_TASK TO CARRY OUT_
Lay out the lines of the records below as a Markdown table with two columns, Row and Line. Begin at the line that contains "heatmap-image — [77, 76, 426, 423]", stop after the line that contains "y-tick-label: 300 — [47, 73, 70, 88]", and leave out any blank lines.
****************
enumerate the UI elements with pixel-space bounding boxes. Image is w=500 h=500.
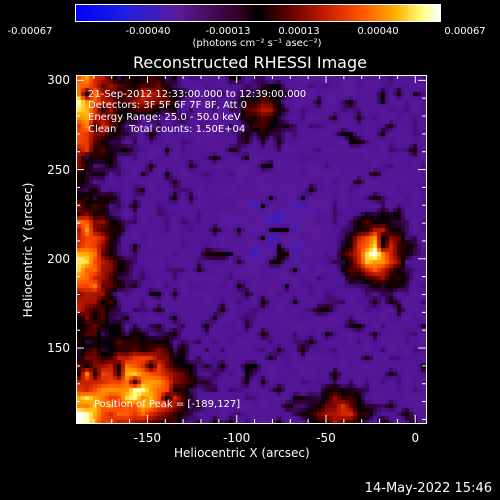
heatmap-image — [77, 76, 426, 423]
colorbar-tick: 0.00013 — [278, 26, 320, 37]
annotation-time: 21-Sep-2012 12:33:00.000 to 12:39:00.000 — [88, 89, 307, 100]
annotation-energy: Energy Range: 25.0 - 50.0 keV — [88, 112, 241, 123]
y-axis-label: Heliocentric Y (arcsec) — [21, 182, 35, 318]
chart-title: Reconstructed RHESSI Image — [133, 53, 367, 72]
y-tick-label: 200 — [47, 251, 70, 266]
x-axis-label: Heliocentric X (arcsec) — [174, 446, 310, 460]
colorbar-tick: 0.00040 — [357, 26, 399, 37]
colorbar — [75, 4, 441, 22]
annotation-clean: Clean Total counts: 1.50E+04 — [88, 124, 246, 135]
x-tick-label: -100 — [223, 431, 251, 445]
y-tick-label: 150 — [47, 341, 70, 356]
annotation-detectors: Detectors: 3F 5F 6F 7F 8F, Att 0 — [88, 100, 248, 111]
colorbar-tick: -0.00013 — [205, 26, 251, 37]
colorbar-tick: -0.00040 — [125, 26, 171, 37]
timestamp: 14-May-2022 15:46 — [364, 481, 492, 496]
plot-area: 21-Sep-2012 12:33:00.000 to 12:39:00.000… — [76, 75, 427, 424]
colorbar-units: (photons cm⁻² s⁻¹ asec⁻²) — [192, 38, 322, 49]
colorbar-tick: 0.00067 — [444, 26, 486, 37]
x-tick-label: -50 — [316, 431, 336, 445]
y-tick-label: 300 — [47, 73, 70, 88]
x-tick-label: 0 — [411, 431, 420, 445]
x-tick-label: -150 — [133, 431, 162, 445]
colorbar-tick: -0.00067 — [7, 26, 53, 37]
y-tick-label: 250 — [47, 162, 70, 177]
peak-position-label: Position of Peak = [-189,127] — [94, 399, 241, 410]
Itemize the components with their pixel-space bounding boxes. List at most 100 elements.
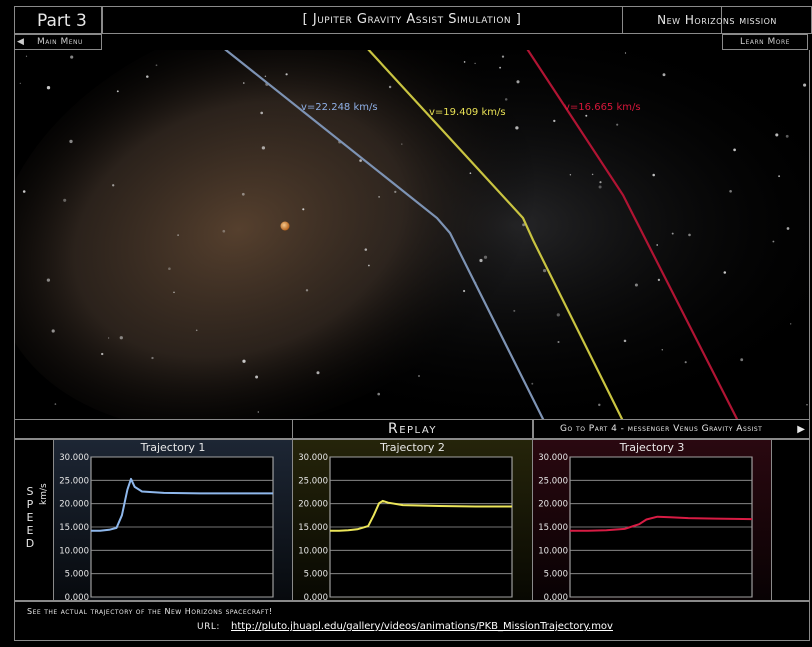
- chart-title: Trajectory 2: [380, 441, 445, 454]
- y-tick-label: 30.000: [538, 453, 568, 463]
- learn-more-button[interactable]: Learn More: [722, 34, 808, 50]
- forward-arrow-icon: ▶: [797, 424, 805, 435]
- star: [261, 146, 266, 150]
- star: [729, 189, 732, 193]
- star: [155, 64, 158, 67]
- y-tick-label: 15.000: [538, 523, 568, 533]
- trajectory-1-chart: Trajectory 1 0.000 5.000 10.000 15.000 20.00…: [53, 439, 293, 602]
- star: [285, 73, 288, 76]
- y-tick-label: 30.000: [59, 453, 89, 463]
- star: [243, 82, 245, 84]
- star: [474, 62, 476, 65]
- back-arrow-icon: ◀: [17, 37, 24, 47]
- star: [513, 309, 516, 312]
- star: [499, 66, 502, 69]
- star: [671, 232, 674, 235]
- star: [377, 392, 381, 396]
- y-tick-label: 10.000: [538, 546, 568, 556]
- star: [378, 196, 380, 198]
- chart-3-plot: 0.000 5.000 10.000 15.000 20.000 25.000 30.000: [538, 453, 753, 602]
- star: [623, 339, 627, 343]
- y-tick-label: 20.000: [298, 500, 328, 510]
- y-tick-label: 25.000: [298, 476, 328, 486]
- star: [368, 264, 370, 267]
- star: [662, 73, 666, 77]
- star: [46, 278, 51, 282]
- star: [772, 240, 775, 243]
- y-tick-label: 10.000: [298, 546, 328, 556]
- star: [479, 258, 483, 263]
- star: [173, 291, 175, 294]
- star: [70, 55, 74, 59]
- star: [255, 375, 259, 379]
- nebula-cloud: [15, 50, 537, 419]
- y-tick-label: 0.000: [304, 593, 328, 602]
- star: [257, 411, 259, 413]
- y-tick-label: 5.000: [304, 570, 328, 580]
- trajectory-2-speed: v=19.409 km/s: [429, 107, 506, 118]
- star: [264, 75, 267, 78]
- star: [504, 98, 508, 101]
- star: [19, 82, 21, 85]
- star: [69, 139, 73, 144]
- star: [591, 173, 594, 176]
- star: [652, 173, 655, 177]
- next-part-button[interactable]: Go to Part 4 - messenger Venus Gravity A…: [533, 419, 810, 439]
- chart-spacer: [771, 439, 810, 601]
- page-title: [ Jupiter Gravity Assist Simulation ]: [102, 6, 722, 34]
- mission-label: New Horizons mission: [622, 6, 812, 34]
- star: [542, 268, 547, 273]
- speed-letter: E: [26, 524, 34, 537]
- trajectory-3-speed: v=16.665 km/s: [564, 102, 641, 113]
- star: [806, 404, 808, 406]
- star: [151, 356, 154, 360]
- star: [116, 90, 119, 93]
- y-tick-label: 5.000: [544, 570, 568, 580]
- star: [522, 223, 526, 227]
- star: [723, 271, 727, 274]
- star: [25, 55, 28, 57]
- chart-title: Trajectory 1: [140, 441, 206, 454]
- y-tick-label: 0.000: [65, 593, 89, 602]
- star: [146, 75, 149, 78]
- star: [556, 313, 560, 317]
- star: [740, 358, 744, 362]
- footer-panel: See the actual trajectory of the New Hor…: [14, 601, 810, 641]
- star: [305, 289, 309, 292]
- star: [661, 349, 664, 351]
- y-tick-label: 15.000: [59, 523, 89, 533]
- star: [195, 329, 198, 332]
- star: [599, 181, 602, 184]
- star: [634, 283, 638, 287]
- star: [401, 143, 403, 145]
- star: [684, 361, 687, 364]
- speed-letter: S: [26, 485, 34, 498]
- star: [516, 80, 520, 84]
- y-tick-label: 20.000: [538, 500, 568, 510]
- star: [585, 114, 588, 117]
- chart-1-plot: 0.000 5.000 10.000 15.000 20.000 25.000 30.000: [59, 453, 274, 602]
- trajectory-video-link[interactable]: http://pluto.jhuapl.edu/gallery/videos/a…: [231, 621, 613, 632]
- y-tick-label: 15.000: [298, 523, 328, 533]
- star: [785, 134, 789, 138]
- star: [107, 337, 110, 339]
- y-tick-label: 25.000: [538, 476, 568, 486]
- star: [598, 403, 601, 407]
- y-tick-label: 5.000: [65, 570, 89, 580]
- star: [786, 227, 790, 230]
- star: [46, 86, 51, 90]
- replay-button[interactable]: Replay: [292, 419, 533, 439]
- star: [101, 352, 104, 356]
- main-menu-button[interactable]: ◀ Main Menu: [14, 34, 102, 50]
- star: [463, 289, 466, 293]
- star: [119, 336, 123, 340]
- star: [778, 175, 781, 178]
- y-tick-label: 0.000: [544, 593, 568, 602]
- star: [483, 255, 488, 259]
- star: [463, 61, 466, 63]
- star: [112, 184, 115, 187]
- part-label: Part 3: [14, 6, 102, 34]
- speed-letter: P: [26, 498, 34, 511]
- y-tick-label: 20.000: [59, 500, 89, 510]
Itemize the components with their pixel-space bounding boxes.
****************
_SOLUTION FOR THIS EXERCISE_
| Row | Line |
|---|---|
| 1 | heatmap-image — [77, 76, 426, 423] |
| 2 | colorbar-tick: 0.00013 — [278, 26, 320, 37] |
| 3 | annotation-time: 21-Sep-2012 12:33:00.000 to 12:39:00.000 — [88, 89, 307, 100] |
| 4 | annotation-energy: Energy Range: 25.0 - 50.0 keV — [88, 112, 241, 123] |
| 5 | y-axis-label: Heliocentric Y (arcsec) — [21, 182, 35, 318] |
| 6 | chart-title: Reconstructed RHESSI Image — [133, 53, 367, 72] |
| 7 | y-tick-label: 200 — [47, 251, 70, 266] |
| 8 | x-axis-label: Heliocentric X (arcsec) — [174, 446, 310, 460] |
| 9 | colorbar-tick: 0.00040 — [357, 26, 399, 37] |
| 10 | colorbar — [75, 4, 441, 22] |
| 11 | annotation-clean: Clean Total counts: 1.50E+04 — [88, 124, 246, 135] |
| 12 | x-tick-label: -100 — [223, 431, 251, 445] |
| 13 | y-tick-label: 150 — [47, 341, 70, 356] |
| 14 | annotation-detectors: Detectors: 3F 5F 6F 7F 8F, Att 0 — [88, 100, 248, 111] |
| 15 | colorbar-tick: -0.00013 — [205, 26, 251, 37] |
| 16 | colorbar-tick: -0.00040 — [125, 26, 171, 37] |
| 17 | timestamp: 14-May-2022 15:46 — [364, 481, 492, 496] |
| 18 | plot-area: 21-Sep-2012 12:33:00.000 to 12:39:00.000… — [76, 75, 427, 424] |
| 19 | colorbar-units: (photons cm⁻² s⁻¹ asec⁻²) — [192, 38, 322, 49] |
| 20 | colorbar-tick: 0.00067 — [444, 26, 486, 37] |
| 21 | x-tick-label: -50 — [316, 431, 336, 445] |
| 22 | y-tick-label: 300 — [47, 73, 70, 88] |